= WHAT YOU WILL DO =
Repeat each record exactly. Any picture gets left out.

= THE DATA =

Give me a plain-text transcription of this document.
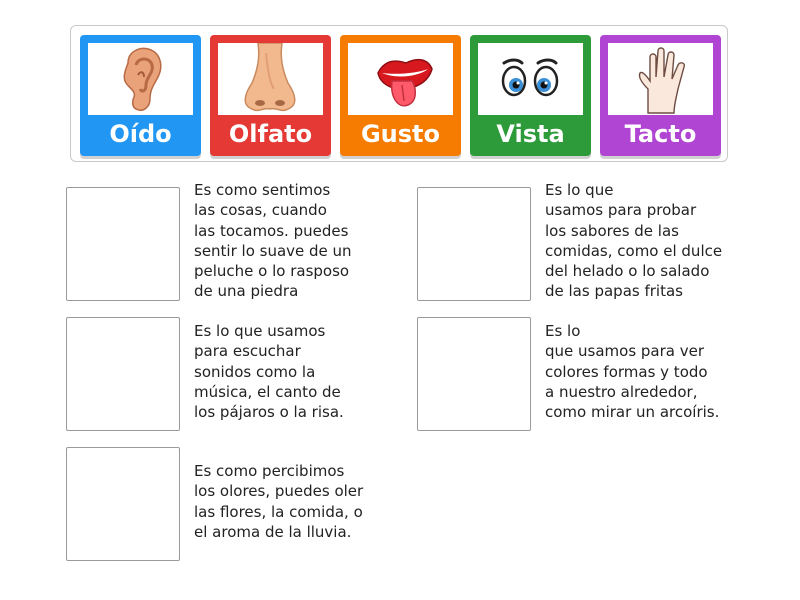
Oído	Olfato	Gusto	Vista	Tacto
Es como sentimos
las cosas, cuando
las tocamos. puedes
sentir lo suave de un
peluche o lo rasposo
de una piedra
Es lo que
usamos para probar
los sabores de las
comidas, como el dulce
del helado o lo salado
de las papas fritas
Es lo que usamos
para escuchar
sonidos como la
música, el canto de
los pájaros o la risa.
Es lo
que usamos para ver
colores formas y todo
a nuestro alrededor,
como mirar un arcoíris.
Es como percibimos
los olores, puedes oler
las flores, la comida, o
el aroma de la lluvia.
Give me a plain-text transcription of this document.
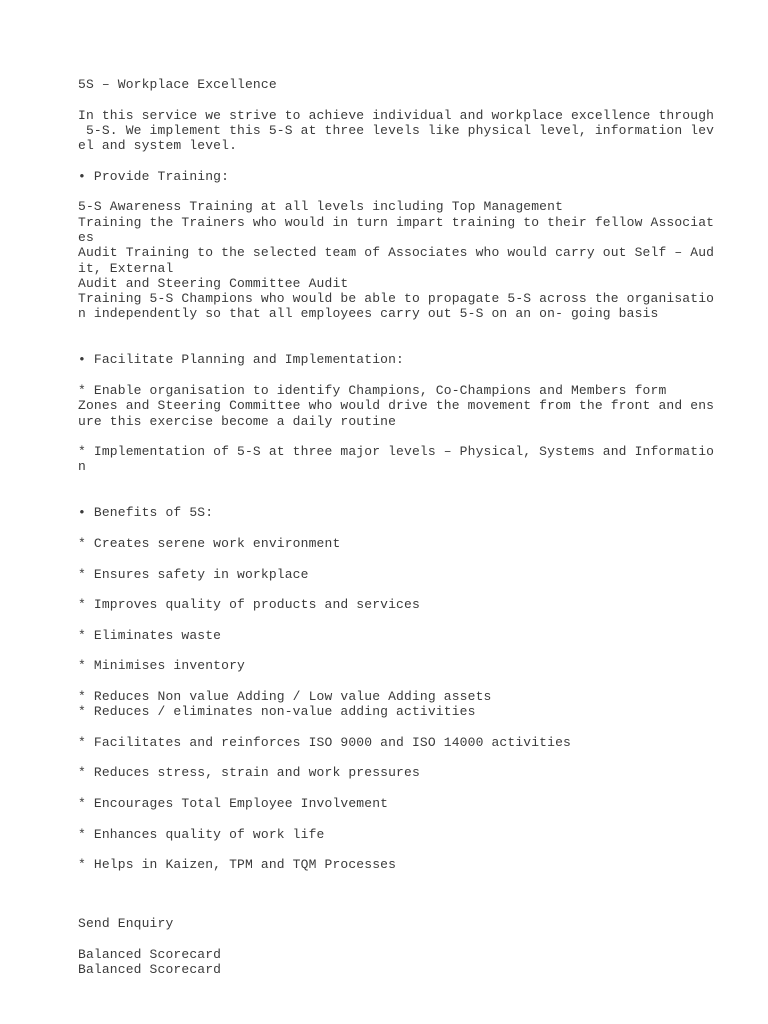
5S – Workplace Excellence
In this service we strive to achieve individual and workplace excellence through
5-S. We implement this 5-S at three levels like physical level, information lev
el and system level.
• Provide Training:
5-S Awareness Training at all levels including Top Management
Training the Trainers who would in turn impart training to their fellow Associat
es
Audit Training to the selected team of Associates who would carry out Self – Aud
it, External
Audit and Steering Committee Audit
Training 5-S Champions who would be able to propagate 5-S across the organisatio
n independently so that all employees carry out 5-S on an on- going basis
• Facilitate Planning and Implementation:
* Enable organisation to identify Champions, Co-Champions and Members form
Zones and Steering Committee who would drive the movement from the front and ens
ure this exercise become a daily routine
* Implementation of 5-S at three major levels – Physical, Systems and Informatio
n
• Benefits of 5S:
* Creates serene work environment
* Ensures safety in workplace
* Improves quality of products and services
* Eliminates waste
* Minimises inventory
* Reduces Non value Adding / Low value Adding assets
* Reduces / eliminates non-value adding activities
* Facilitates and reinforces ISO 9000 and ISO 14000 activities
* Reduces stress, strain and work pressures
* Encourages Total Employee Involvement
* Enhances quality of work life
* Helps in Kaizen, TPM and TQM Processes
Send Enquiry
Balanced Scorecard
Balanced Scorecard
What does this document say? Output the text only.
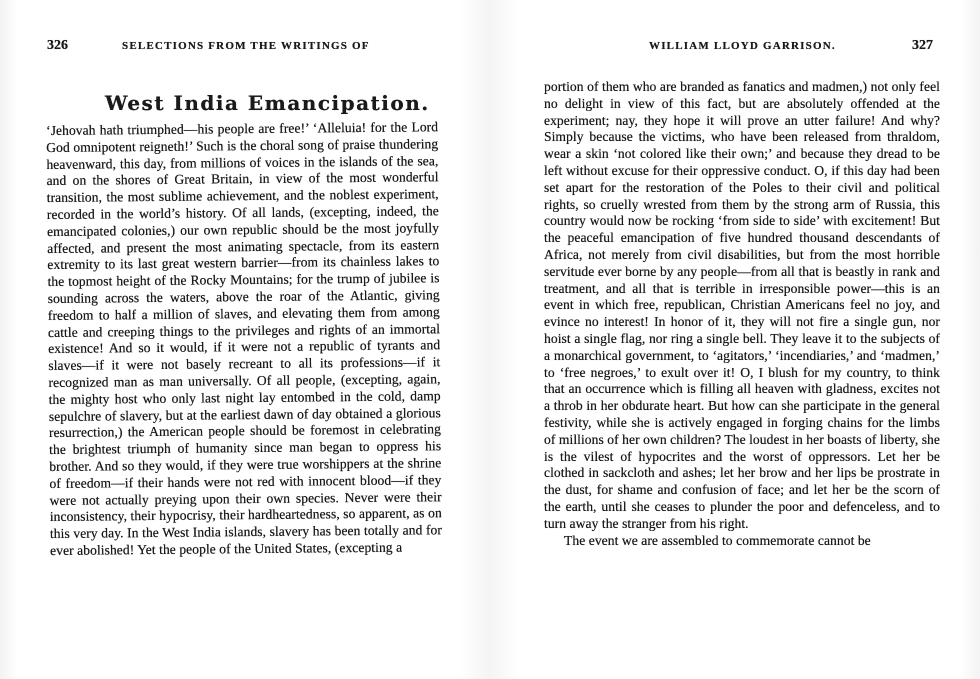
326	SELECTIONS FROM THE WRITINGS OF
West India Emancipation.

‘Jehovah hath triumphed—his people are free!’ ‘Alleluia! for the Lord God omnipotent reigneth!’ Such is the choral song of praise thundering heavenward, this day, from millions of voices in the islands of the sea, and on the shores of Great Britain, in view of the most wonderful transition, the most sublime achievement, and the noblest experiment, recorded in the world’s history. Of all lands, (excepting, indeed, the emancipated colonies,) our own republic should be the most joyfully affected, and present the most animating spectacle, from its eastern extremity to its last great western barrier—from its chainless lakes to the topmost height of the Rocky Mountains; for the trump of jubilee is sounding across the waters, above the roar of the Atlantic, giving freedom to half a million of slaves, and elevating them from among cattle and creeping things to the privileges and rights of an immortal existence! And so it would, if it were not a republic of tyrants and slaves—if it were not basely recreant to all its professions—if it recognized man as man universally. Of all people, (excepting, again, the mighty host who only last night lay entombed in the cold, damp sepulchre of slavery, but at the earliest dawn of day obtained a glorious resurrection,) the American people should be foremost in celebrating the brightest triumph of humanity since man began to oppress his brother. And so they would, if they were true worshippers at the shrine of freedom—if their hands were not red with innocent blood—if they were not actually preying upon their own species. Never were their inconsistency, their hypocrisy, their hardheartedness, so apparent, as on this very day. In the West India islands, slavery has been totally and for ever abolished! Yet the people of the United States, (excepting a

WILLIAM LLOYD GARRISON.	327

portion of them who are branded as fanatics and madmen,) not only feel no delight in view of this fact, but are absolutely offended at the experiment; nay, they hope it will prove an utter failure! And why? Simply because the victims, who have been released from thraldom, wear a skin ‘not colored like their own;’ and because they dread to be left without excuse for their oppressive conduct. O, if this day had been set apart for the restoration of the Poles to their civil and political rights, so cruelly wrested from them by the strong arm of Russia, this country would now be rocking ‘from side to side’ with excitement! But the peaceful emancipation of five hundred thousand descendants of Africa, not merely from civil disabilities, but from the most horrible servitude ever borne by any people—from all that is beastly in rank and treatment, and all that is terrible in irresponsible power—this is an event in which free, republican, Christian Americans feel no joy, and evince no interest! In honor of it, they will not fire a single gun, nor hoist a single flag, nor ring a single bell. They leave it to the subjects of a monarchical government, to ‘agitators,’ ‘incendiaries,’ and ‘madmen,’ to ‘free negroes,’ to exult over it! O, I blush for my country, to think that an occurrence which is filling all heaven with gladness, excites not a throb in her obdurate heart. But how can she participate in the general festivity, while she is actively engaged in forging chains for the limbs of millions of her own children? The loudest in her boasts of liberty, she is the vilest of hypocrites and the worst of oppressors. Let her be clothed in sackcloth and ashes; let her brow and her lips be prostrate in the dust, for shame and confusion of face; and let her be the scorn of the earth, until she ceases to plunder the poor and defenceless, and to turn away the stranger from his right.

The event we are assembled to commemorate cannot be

= EXERCISE OUTPUT =
Give me a plain-text transcription of this document.
Oído	Olfato	Gusto	Vista	Tacto
Es como sentimos
las cosas, cuando
las tocamos. puedes
sentir lo suave de un
peluche o lo rasposo
de una piedra
Es lo que
usamos para probar
los sabores de las
comidas, como el dulce
del helado o lo salado
de las papas fritas
Es lo que usamos
para escuchar
sonidos como la
música, el canto de
los pájaros o la risa.
Es lo
que usamos para ver
colores formas y todo
a nuestro alrededor,
como mirar un arcoíris.
Es como percibimos
los olores, puedes oler
las flores, la comida, o
el aroma de la lluvia.
Give me a plain-text transcription of this document.
5S – Workplace Excellence
In this service we strive to achieve individual and workplace excellence through
5-S. We implement this 5-S at three levels like physical level, information lev
el and system level.
• Provide Training:
5-S Awareness Training at all levels including Top Management
Training the Trainers who would in turn impart training to their fellow Associat
es
Audit Training to the selected team of Associates who would carry out Self – Aud
it, External
Audit and Steering Committee Audit
Training 5-S Champions who would be able to propagate 5-S across the organisatio
n independently so that all employees carry out 5-S on an on- going basis
• Facilitate Planning and Implementation:
* Enable organisation to identify Champions, Co-Champions and Members form
Zones and Steering Committee who would drive the movement from the front and ens
ure this exercise become a daily routine
* Implementation of 5-S at three major levels – Physical, Systems and Informatio
n
• Benefits of 5S:
* Creates serene work environment
* Ensures safety in workplace
* Improves quality of products and services
* Eliminates waste
* Minimises inventory
* Reduces Non value Adding / Low value Adding assets
* Reduces / eliminates non-value adding activities
* Facilitates and reinforces ISO 9000 and ISO 14000 activities
* Reduces stress, strain and work pressures
* Encourages Total Employee Involvement
* Enhances quality of work life
* Helps in Kaizen, TPM and TQM Processes
Send Enquiry
Balanced Scorecard
Balanced Scorecard
What does this document say? Output the text only.
326	SELECTIONS FROM THE WRITINGS OF
West India Emancipation.

‘Jehovah hath triumphed—his people are free!’ ‘Alleluia! for the Lord God omnipotent reigneth!’ Such is the choral song of praise thundering heavenward, this day, from millions of voices in the islands of the sea, and on the shores of Great Britain, in view of the most wonderful transition, the most sublime achievement, and the noblest experiment, recorded in the world’s history. Of all lands, (excepting, indeed, the emancipated colonies,) our own republic should be the most joyfully affected, and present the most animating spectacle, from its eastern extremity to its last great western barrier—from its chainless lakes to the topmost height of the Rocky Mountains; for the trump of jubilee is sounding across the waters, above the roar of the Atlantic, giving freedom to half a million of slaves, and elevating them from among cattle and creeping things to the privileges and rights of an immortal existence! And so it would, if it were not a republic of tyrants and slaves—if it were not basely recreant to all its professions—if it recognized man as man universally. Of all people, (excepting, again, the mighty host who only last night lay entombed in the cold, damp sepulchre of slavery, but at the earliest dawn of day obtained a glorious resurrection,) the American people should be foremost in celebrating the brightest triumph of humanity since man began to oppress his brother. And so they would, if they were true worshippers at the shrine of freedom—if their hands were not red with innocent blood—if they were not actually preying upon their own species. Never were their inconsistency, their hypocrisy, their hardheartedness, so apparent, as on this very day. In the West India islands, slavery has been totally and for ever abolished! Yet the people of the United States, (excepting a

WILLIAM LLOYD GARRISON.	327

portion of them who are branded as fanatics and madmen,) not only feel no delight in view of this fact, but are absolutely offended at the experiment; nay, they hope it will prove an utter failure! And why? Simply because the victims, who have been released from thraldom, wear a skin ‘not colored like their own;’ and because they dread to be left without excuse for their oppressive conduct. O, if this day had been set apart for the restoration of the Poles to their civil and political rights, so cruelly wrested from them by the strong arm of Russia, this country would now be rocking ‘from side to side’ with excitement! But the peaceful emancipation of five hundred thousand descendants of Africa, not merely from civil disabilities, but from the most horrible servitude ever borne by any people—from all that is beastly in rank and treatment, and all that is terrible in irresponsible power—this is an event in which free, republican, Christian Americans feel no joy, and evince no interest! In honor of it, they will not fire a single gun, nor hoist a single flag, nor ring a single bell. They leave it to the subjects of a monarchical government, to ‘agitators,’ ‘incendiaries,’ and ‘madmen,’ to ‘free negroes,’ to exult over it! O, I blush for my country, to think that an occurrence which is filling all heaven with gladness, excites not a throb in her obdurate heart. But how can she participate in the general festivity, while she is actively engaged in forging chains for the limbs of millions of her own children? The loudest in her boasts of liberty, she is the vilest of hypocrites and the worst of oppressors. Let her be clothed in sackcloth and ashes; let her brow and her lips be prostrate in the dust, for shame and confusion of face; and let her be the scorn of the earth, until she ceases to plunder the poor and defenceless, and to turn away the stranger from his right.

The event we are assembled to commemorate cannot be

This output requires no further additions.